INSTRUCTIONS TO FOLLOW:
Calculate how many lines in the following records hold the word "Enduro", and report that number without comment.

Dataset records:
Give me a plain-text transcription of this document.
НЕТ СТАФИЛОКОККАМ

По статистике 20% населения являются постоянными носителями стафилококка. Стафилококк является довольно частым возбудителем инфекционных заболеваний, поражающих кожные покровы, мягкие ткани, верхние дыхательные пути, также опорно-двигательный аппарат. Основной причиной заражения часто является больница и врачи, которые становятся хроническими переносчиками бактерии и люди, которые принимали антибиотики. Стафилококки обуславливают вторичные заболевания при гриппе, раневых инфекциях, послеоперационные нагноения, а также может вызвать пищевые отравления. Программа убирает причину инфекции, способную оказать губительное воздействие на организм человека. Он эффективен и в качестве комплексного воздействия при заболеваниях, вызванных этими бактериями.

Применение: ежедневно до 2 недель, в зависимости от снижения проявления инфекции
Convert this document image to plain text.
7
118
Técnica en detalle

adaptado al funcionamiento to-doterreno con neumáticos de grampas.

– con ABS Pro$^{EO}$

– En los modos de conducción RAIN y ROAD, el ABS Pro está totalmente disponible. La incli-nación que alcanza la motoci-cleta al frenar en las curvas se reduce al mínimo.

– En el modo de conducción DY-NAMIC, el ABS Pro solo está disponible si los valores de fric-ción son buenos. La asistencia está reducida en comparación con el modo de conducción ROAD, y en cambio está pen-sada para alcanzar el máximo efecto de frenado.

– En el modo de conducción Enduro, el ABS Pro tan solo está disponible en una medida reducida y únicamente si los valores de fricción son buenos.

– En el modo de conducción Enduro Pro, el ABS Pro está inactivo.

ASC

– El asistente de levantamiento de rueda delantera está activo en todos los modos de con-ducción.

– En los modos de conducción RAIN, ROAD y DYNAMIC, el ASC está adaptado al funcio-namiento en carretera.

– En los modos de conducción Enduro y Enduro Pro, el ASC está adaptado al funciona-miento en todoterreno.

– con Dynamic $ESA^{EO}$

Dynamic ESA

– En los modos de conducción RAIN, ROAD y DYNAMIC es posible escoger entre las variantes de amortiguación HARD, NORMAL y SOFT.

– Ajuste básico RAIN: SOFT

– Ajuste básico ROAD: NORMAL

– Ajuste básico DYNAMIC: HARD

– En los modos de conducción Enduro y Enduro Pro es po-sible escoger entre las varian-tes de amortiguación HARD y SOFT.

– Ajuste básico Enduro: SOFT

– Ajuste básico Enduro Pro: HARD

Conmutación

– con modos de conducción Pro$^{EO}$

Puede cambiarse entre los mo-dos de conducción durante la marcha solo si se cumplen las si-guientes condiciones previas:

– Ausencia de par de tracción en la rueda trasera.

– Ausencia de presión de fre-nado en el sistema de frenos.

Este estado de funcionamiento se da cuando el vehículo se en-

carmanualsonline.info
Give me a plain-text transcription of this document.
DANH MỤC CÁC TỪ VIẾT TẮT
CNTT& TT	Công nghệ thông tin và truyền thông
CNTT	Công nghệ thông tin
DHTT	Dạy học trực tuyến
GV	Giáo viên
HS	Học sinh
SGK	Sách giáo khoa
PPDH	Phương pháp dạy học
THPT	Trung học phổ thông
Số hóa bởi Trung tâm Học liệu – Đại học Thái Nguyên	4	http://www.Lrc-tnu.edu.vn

FINISHED EXERCISE:
6